● **Your goal**: Duplicate the lines below, from the one containing "- data-point: [681, 97, 696, 110]" down to the one containing "- x-tick-label: 100: [824, 592, 859, 615]", including both of those lines.

● **Boxed element entries**:

────────────────────

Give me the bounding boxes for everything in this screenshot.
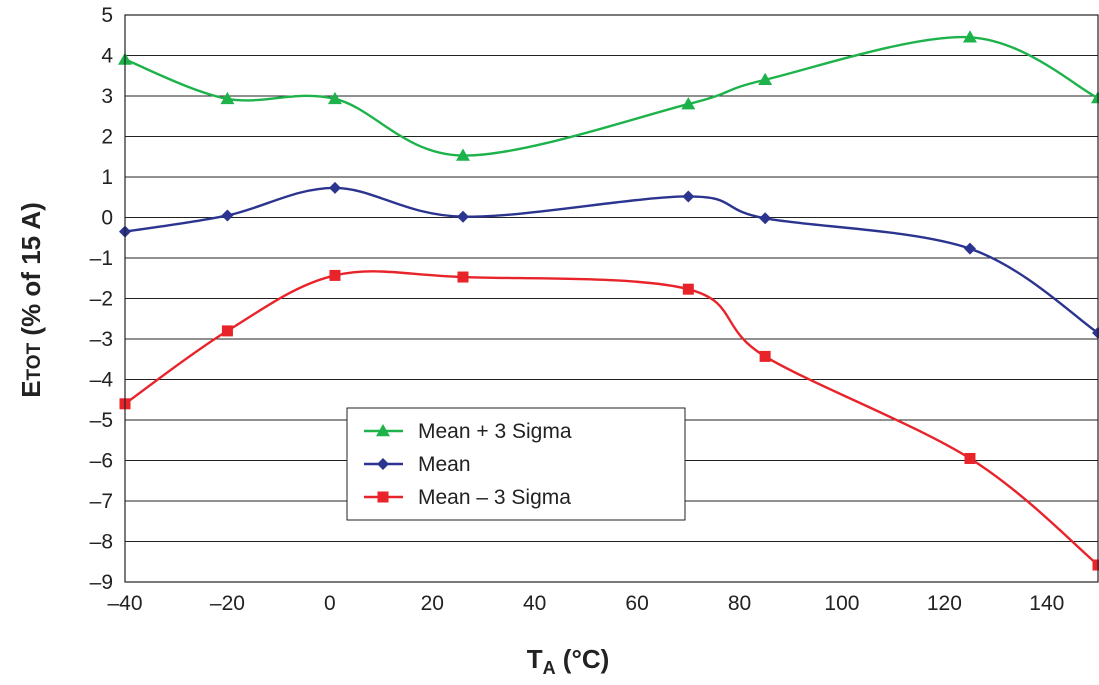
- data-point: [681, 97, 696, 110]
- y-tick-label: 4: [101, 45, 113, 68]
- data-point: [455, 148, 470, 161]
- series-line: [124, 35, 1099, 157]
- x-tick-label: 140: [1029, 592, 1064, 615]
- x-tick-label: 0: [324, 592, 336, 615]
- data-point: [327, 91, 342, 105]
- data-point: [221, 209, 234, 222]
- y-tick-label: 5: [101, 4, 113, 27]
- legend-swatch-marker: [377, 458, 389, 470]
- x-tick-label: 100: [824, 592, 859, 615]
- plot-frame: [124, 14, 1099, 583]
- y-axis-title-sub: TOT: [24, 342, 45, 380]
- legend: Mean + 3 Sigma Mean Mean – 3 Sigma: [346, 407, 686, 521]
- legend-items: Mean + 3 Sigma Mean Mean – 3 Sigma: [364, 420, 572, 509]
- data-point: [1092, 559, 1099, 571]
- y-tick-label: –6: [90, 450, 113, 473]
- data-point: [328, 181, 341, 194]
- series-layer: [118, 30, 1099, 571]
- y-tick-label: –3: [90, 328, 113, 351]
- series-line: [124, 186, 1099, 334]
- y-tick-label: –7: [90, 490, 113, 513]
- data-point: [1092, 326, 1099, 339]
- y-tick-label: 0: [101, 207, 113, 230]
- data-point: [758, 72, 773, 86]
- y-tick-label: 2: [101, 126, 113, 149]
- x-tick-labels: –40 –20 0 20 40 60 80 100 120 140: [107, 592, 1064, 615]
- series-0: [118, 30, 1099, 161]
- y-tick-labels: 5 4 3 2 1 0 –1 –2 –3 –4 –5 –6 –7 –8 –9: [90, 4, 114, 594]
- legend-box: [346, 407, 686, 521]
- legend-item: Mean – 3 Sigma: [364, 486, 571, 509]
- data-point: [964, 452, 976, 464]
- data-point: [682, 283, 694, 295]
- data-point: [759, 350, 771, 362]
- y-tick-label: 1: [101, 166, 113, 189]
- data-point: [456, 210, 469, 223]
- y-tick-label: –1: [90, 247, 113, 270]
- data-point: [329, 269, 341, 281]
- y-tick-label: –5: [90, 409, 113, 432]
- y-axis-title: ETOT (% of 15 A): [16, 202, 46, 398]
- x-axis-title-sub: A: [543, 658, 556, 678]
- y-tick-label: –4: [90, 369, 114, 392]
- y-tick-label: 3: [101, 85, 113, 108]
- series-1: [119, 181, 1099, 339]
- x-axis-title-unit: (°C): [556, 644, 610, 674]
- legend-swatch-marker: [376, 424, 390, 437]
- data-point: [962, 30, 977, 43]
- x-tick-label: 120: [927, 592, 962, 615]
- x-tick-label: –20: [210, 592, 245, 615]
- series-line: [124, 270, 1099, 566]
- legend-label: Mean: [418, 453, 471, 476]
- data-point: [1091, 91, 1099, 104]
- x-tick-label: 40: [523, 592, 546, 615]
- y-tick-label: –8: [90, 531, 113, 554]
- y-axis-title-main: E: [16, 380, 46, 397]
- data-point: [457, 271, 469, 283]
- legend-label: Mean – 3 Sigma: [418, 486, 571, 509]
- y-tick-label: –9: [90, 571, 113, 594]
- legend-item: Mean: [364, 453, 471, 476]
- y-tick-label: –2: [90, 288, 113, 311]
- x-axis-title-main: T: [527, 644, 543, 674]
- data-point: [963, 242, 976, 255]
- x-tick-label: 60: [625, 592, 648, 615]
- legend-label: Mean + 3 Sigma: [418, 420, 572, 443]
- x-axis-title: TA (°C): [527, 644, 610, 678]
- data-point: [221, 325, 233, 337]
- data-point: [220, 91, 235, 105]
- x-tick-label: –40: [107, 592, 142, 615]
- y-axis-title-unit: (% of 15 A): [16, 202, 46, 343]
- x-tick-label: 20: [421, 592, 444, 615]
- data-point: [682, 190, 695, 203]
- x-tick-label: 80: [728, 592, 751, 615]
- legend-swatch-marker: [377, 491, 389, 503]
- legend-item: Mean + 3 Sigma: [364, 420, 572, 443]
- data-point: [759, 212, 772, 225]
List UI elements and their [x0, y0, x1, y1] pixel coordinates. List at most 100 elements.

────────────────────

● **Solution for this task**:
- data-point: [681, 97, 696, 110]
- y-tick-label: 4: [101, 45, 113, 68]
- data-point: [455, 148, 470, 161]
- series-line: [124, 35, 1099, 157]
- x-tick-label: 140: [1029, 592, 1064, 615]
- x-tick-label: 0: [324, 592, 336, 615]
- data-point: [327, 91, 342, 105]
- data-point: [221, 209, 234, 222]
- y-tick-label: 5: [101, 4, 113, 27]
- legend-swatch-marker: [377, 458, 389, 470]
- x-tick-label: 100: [824, 592, 859, 615]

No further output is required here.